Filter out everything except lines holding "aquisições".

### Listed records
[BEGIN]

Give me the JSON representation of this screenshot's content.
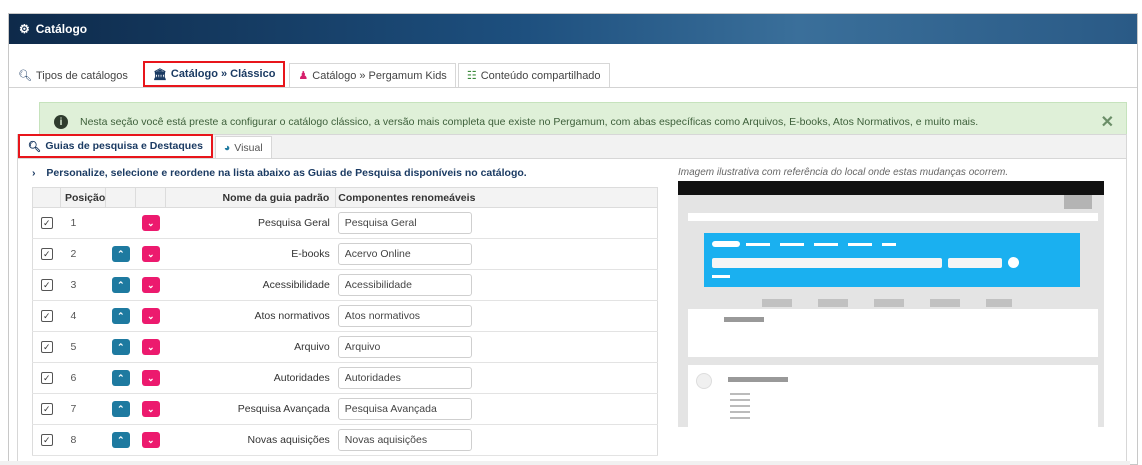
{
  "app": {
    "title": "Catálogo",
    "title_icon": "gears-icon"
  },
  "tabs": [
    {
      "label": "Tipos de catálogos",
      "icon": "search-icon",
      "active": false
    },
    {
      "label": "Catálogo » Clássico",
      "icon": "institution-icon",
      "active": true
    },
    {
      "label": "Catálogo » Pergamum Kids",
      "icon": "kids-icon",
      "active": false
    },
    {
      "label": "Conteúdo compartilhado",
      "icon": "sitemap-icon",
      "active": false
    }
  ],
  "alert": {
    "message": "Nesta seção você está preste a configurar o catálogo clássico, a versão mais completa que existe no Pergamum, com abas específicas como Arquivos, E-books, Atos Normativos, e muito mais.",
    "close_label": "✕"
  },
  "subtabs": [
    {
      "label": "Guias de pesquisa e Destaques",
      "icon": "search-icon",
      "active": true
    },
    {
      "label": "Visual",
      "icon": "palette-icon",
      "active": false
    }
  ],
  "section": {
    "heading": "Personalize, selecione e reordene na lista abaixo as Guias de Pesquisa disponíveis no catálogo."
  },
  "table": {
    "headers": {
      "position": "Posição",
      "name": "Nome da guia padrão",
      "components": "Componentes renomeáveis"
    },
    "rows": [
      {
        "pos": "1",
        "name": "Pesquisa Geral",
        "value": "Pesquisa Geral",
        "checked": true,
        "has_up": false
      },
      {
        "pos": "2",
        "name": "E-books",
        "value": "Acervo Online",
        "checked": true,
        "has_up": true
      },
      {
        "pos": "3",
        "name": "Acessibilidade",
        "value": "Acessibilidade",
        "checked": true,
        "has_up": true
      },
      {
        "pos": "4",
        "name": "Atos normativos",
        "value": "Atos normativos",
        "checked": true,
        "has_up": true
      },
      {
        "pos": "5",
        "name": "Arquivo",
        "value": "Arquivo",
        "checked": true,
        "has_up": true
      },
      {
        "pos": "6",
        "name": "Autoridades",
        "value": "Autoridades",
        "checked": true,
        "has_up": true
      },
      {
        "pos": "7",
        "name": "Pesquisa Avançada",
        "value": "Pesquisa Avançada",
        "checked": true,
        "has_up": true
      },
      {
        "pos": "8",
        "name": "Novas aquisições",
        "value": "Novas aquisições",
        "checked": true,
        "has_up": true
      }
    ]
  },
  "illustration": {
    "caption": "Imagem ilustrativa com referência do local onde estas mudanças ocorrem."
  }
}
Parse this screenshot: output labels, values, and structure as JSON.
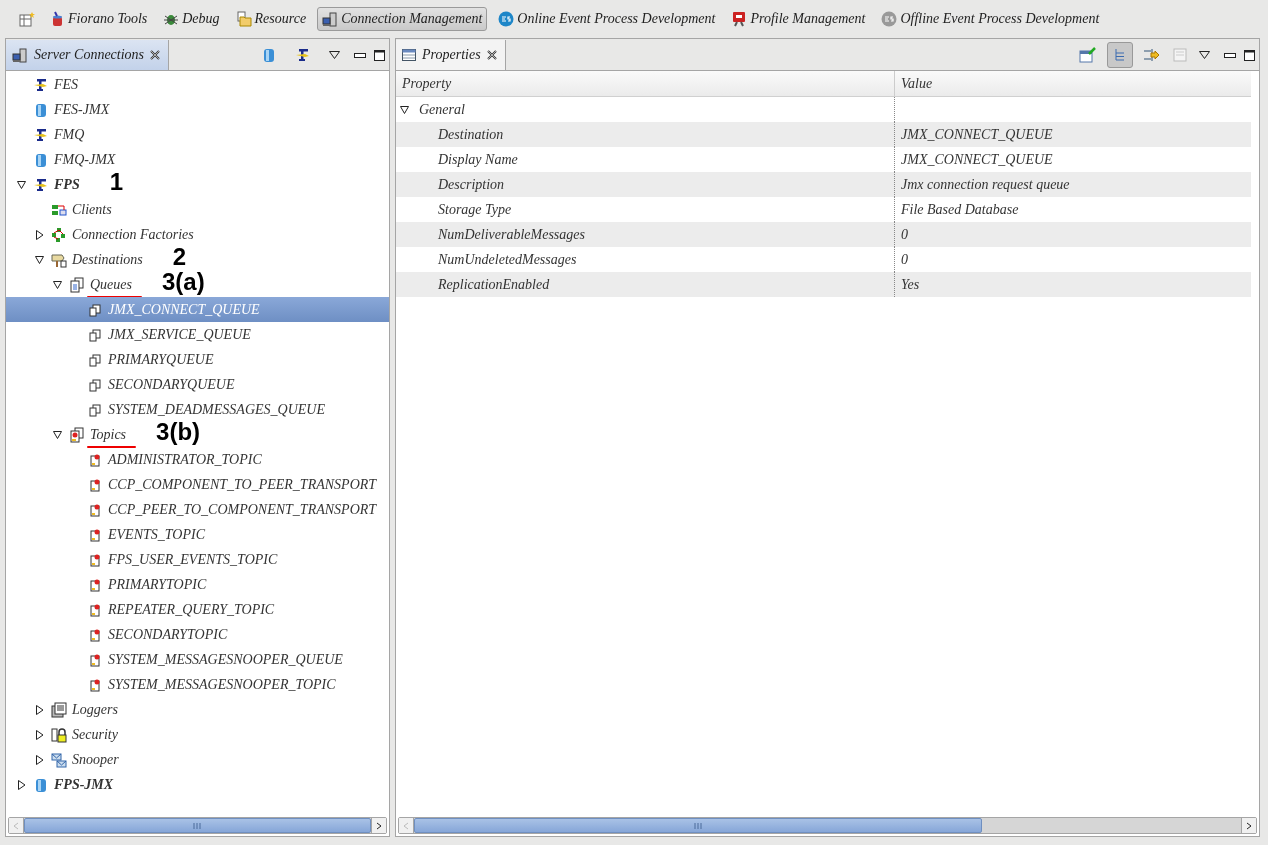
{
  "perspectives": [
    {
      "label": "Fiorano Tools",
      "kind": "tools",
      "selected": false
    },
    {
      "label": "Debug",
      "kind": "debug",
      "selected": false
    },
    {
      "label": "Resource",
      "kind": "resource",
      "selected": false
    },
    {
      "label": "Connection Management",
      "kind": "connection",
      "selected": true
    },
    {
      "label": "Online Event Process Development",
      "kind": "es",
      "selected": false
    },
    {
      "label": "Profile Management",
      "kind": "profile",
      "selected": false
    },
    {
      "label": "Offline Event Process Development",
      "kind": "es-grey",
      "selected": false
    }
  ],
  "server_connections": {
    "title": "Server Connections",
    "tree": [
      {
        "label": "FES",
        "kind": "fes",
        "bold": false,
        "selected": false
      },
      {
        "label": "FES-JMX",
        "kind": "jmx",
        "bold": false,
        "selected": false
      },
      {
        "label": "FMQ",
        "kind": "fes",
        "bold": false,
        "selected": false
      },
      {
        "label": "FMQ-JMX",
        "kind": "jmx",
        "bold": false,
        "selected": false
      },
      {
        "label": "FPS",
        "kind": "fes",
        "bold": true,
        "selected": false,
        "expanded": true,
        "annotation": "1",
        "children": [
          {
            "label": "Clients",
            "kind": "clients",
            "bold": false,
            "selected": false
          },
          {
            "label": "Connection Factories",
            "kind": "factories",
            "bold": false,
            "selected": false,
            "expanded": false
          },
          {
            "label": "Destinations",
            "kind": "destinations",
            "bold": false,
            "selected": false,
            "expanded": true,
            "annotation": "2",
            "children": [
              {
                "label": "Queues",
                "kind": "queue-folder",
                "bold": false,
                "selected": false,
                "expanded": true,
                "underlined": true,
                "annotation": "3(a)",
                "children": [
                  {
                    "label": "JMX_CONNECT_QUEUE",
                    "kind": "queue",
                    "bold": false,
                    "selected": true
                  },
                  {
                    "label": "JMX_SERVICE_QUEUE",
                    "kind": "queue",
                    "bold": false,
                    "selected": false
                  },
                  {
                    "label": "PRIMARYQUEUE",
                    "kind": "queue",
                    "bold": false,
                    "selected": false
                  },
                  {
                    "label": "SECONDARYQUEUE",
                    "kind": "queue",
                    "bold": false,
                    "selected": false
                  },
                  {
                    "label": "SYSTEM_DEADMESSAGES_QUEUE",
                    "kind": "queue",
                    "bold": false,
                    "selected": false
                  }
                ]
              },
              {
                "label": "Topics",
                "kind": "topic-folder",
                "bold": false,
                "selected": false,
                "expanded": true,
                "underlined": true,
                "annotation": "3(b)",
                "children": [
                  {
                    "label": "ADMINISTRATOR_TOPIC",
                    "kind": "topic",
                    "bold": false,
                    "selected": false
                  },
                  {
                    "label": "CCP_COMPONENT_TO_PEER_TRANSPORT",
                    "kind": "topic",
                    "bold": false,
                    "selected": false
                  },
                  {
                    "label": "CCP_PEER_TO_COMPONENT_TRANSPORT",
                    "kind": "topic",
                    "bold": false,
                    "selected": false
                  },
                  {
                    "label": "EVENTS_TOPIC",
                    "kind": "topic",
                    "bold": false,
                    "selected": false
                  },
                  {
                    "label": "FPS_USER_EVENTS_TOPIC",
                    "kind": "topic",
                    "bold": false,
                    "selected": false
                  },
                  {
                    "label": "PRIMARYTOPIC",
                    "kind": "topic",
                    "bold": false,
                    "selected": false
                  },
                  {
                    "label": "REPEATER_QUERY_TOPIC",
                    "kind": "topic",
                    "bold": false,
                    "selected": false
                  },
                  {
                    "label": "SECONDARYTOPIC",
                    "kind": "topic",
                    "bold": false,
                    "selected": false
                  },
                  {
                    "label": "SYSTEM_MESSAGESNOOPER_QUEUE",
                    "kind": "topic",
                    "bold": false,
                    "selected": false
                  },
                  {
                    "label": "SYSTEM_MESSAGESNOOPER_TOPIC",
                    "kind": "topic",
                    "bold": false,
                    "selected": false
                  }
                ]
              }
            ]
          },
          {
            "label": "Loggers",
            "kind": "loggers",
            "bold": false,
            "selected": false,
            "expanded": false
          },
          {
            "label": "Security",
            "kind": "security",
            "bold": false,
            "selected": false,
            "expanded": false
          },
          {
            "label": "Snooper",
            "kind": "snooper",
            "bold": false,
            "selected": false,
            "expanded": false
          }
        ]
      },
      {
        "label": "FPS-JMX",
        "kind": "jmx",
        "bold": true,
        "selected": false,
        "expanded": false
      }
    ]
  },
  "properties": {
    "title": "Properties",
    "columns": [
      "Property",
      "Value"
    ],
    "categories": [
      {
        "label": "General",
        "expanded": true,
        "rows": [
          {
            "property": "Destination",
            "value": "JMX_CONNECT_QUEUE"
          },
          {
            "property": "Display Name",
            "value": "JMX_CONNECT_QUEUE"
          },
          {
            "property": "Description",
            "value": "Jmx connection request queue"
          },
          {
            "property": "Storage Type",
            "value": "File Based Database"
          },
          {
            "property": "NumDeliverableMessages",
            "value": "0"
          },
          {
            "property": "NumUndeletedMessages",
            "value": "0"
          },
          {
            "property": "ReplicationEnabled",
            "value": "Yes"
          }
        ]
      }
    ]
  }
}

[END]
[BEGIN]

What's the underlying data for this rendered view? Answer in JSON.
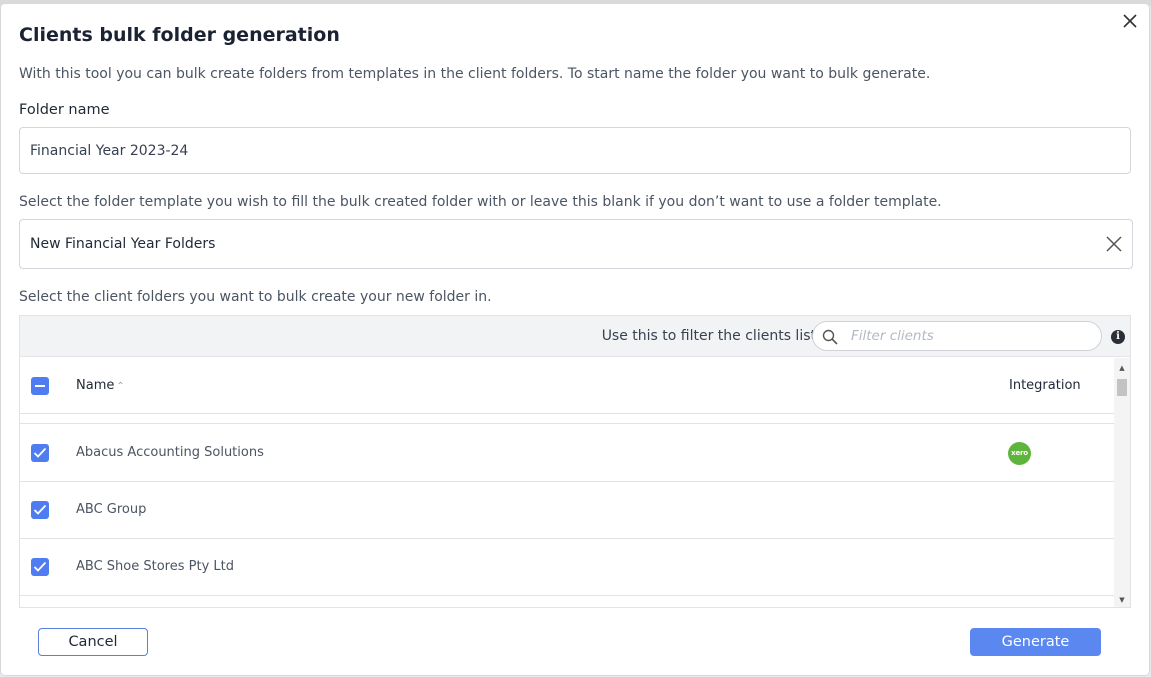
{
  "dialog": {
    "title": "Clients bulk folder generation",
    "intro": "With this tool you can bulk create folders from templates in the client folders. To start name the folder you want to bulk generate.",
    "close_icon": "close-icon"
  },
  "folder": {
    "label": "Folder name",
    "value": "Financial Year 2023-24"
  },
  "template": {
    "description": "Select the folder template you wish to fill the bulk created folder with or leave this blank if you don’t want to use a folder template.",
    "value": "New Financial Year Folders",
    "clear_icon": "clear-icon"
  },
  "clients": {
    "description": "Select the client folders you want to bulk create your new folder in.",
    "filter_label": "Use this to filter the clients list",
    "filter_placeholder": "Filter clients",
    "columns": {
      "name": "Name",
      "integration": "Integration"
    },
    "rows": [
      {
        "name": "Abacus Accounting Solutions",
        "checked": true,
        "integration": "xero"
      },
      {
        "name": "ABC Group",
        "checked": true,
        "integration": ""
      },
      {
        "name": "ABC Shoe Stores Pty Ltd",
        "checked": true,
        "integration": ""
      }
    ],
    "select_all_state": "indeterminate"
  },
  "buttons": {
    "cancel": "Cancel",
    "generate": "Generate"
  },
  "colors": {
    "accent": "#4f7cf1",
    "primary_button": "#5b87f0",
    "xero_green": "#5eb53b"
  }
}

[END]

### Finished exercise
        "name": "Novas aquisições",
        "value": "Novas aquisições",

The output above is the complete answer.